Pacific Islands On Equator May Become Refuge for Corals in a Warming Climate Due to Changes in Ocean Currents

>> Monday, April 30, 2012

Pacific Islands On Equator May Become Refuge for Corals in a Warming Climate Due to Changes in Ocean Currents

Scientists have predicted that ocean temperatures will rise in the equatorial Pacific by the end of the century, wreaking havoc on coral reef ecosystems. But a new study shows that climate change could cause ocean currents to operate in a surprising way and mitigate the warming near a handful of islands right on the equator. As a result these Pacific islands may become isolated refuges for corals and fish.
Here's how it would happen, according to the study by Woods Hole Oceanographic Institution scientists Kristopher Karnauskas and Anne Cohen, published April 29 in the journal Nature Climate Change.
At the equator, trade winds push a surface current from east to west. About 100 to 200 meters below, a swift countercurrent develops, flowing in the opposite direction. This, the Equatorial Undercurrent (EUC), is cooler and rich in nutrients. When it hits an island, like a rock in a river, water is deflected upward on the island's western flank and around the islands. This well-known upwelling process brings cooler water and nutrients to the sunlit surface, creating localized areas where tiny marine plants and corals flourish.
On color-enhanced satellite maps showing measurements of global ocean chlorophyll levels, these productive patches of ocean stand out as bright green or red spots, for example around the Galapagos Islands in the eastern Pacific.
But as you look west, chlorophyll levels fade like a comet tail, giving scientists little reason to look closely at scattered low-lying coral atolls farther west. The islands are easy to overlook because they are tiny, remote, and lie at the far left edge of standard global satellite maps that place continents in the center.
Karnauskas, a climate scientist, was working with WHOI coral scientist Anne Cohen to explore how climate change would affect central equatorial Pacific reefs.
When he changed the map view on his screen in order to see the entire tropical Pacific at once, he saw that chlorophyll concentrations jumped up again exactly at the Gilbert Islands on the equator. Satellite maps also showed cooler sea surface temperatures on the west sides of these islands, part of the nation of Kiribati.
"I've been studying the tropical Pacific Ocean for most of my career, and I had never noticed that," he said. "It jumped out at me immediately, and I thought, 'there's probably a story there.'"
So Karnauskas and Cohen began to investigate how the EUC would affect the equatorial islands' reef ecosystems, starting with global climate models that simulate impacts in a warming world.

▶ _EXTRACTED ENTRIES_
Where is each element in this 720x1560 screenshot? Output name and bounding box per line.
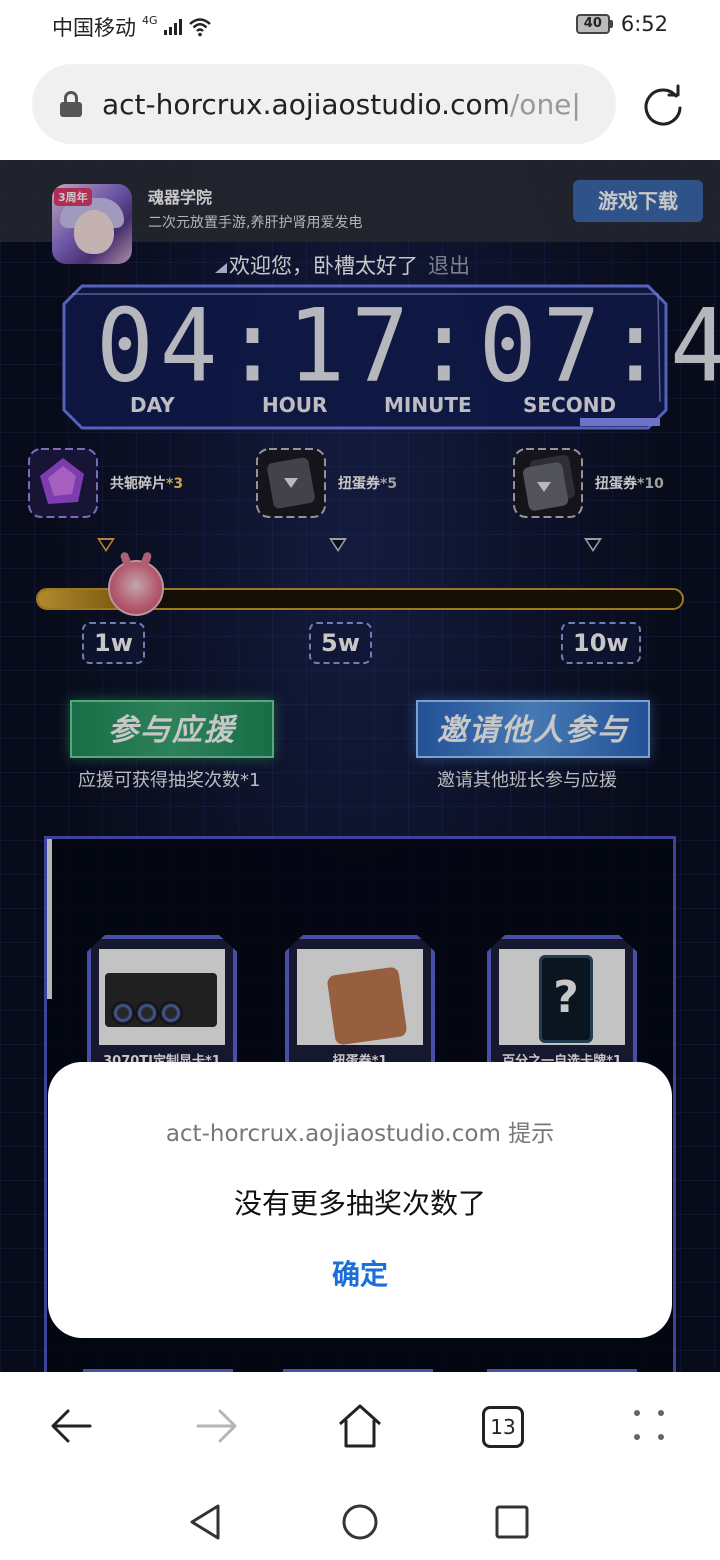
system-navigation-bar [0,1482,720,1560]
carrier-label: 中国移动 [52,16,136,40]
address-bar: act-horcrux.aojiaostudio.com/one| [0,50,720,160]
forward-arrow-icon[interactable] [190,1400,242,1452]
clock: 6:52 [620,12,668,36]
back-arrow-icon[interactable] [46,1400,98,1452]
alert-dialog: act-horcrux.aojiaostudio.com 提示 没有更多抽奖次数… [48,1062,672,1338]
nav-recents-icon[interactable] [492,1502,532,1542]
status-bar: 中国移动 4G 40 6:52 [0,0,720,50]
url-field[interactable]: act-horcrux.aojiaostudio.com/one| [32,64,616,144]
nav-home-icon[interactable] [340,1502,380,1542]
dialog-message: 没有更多抽奖次数了 [233,1187,486,1220]
dialog-ok-button[interactable]: 确定 [310,1252,410,1298]
battery-level: 40 [575,14,610,34]
reload-icon[interactable] [640,82,686,128]
wifi-icon [188,18,211,37]
tabs-button[interactable]: 13 [482,1406,524,1448]
more-menu-icon[interactable] [624,1400,676,1452]
signal-icon [163,19,182,35]
network-type-label: 4G [142,13,158,27]
url-path: /one| [509,87,581,121]
home-icon[interactable] [334,1400,386,1452]
lock-icon [60,91,82,117]
screen: 中国移动 4G 40 6:52 act-horcrux.aojiaostudio… [0,0,720,1560]
battery-icon: 40 [575,14,613,34]
url-host: act-horcrux.aojiaostudio.com [102,87,510,121]
nav-back-icon[interactable] [186,1502,226,1542]
dialog-title: act-horcrux.aojiaostudio.com 提示 [165,1121,555,1147]
browser-toolbar: 13 [0,1372,720,1482]
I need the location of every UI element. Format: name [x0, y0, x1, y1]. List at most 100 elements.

▶ _TO BE DONE_
(A) Answer these from the article about corals near equatorial Pacific islands, one line each:
(i) About how far below the surface does the countercurrent flowing west to east develop?
(ii) At which islands did Karnauskas see chlorophyll levels jump up again?
(iii) In which journal was the study published?
(B) Sum up the article about corals near equatorial Pacific islands in two sentences.
(C) Continue the article about corals near equatorial Pacific islands from its last sentence.

▶ _EXERCISE ANSWERS_
(A)
(i) About 100 to 200 meters below.
(ii) The Gilbert Islands, on the equator.
(iii) Nature Climate Change.

(B) A study by Woods Hole scientists Kristopher Karnauskas and Anne Cohen suggests that climate change could make ocean currents ease the warming near a few islands on the equator, so these islands may become refuges for corals and fish. The Equatorial Undercurrent pushes cooler, nutrient-rich water upward when it hits an island, and Karnauskas noticed this effect at the Gilbert Islands, where chlorophyll levels rose and sea surface temperatures were cooler on the islands' west sides.

(C)
Global-scale climate models predict that ocean temperatures will rise nearly 3oC (5.4oF) in the central tropical Pacific. Warmer waters often cause corals to bleach, a process in which they lose the tiny symbiotic algae that life in them and provide them with vital nutrition. Bleaching has been a major cause of coral mortality and loss of coral reef area during the last 30 years.
But even the best global models, with their planet-scale views and lower resolution, cannot predict conditions in areas as small as small islands, Karnauskas said.
So they combined global models with a fine-scale regional model to focus on much smaller areas around minuscule islands scattered along the equator. To accommodate the trillions of calculations needed for such small-area resolution, they used the new high-performance computer cluster at WHOI called "Scylla."
"Global models predict significant temperature increase in the central tropical Pacific over the next few decades, but in truth conditions can be highly variable across and around a coral reef island," Cohen said. "To predict what the coral reef will experience under global climate change, we have to use high-resolution models, not global models.
Their model predicts that as air temperatures rise and equatorial trade winds weaken, the Pacific surface current will also weaken by 15 percent by the end of the century. The then-weaker surface current will impose less friction and drag on the EUC, so this deeper current will strengthen by 14 percent.
"Our model suggests that the amount of upwelling will actually increase by about 50 percent around these islands and reduce the rate of warming waters around them by about 0.7oC (1.25oF) per century," Karnauskas said.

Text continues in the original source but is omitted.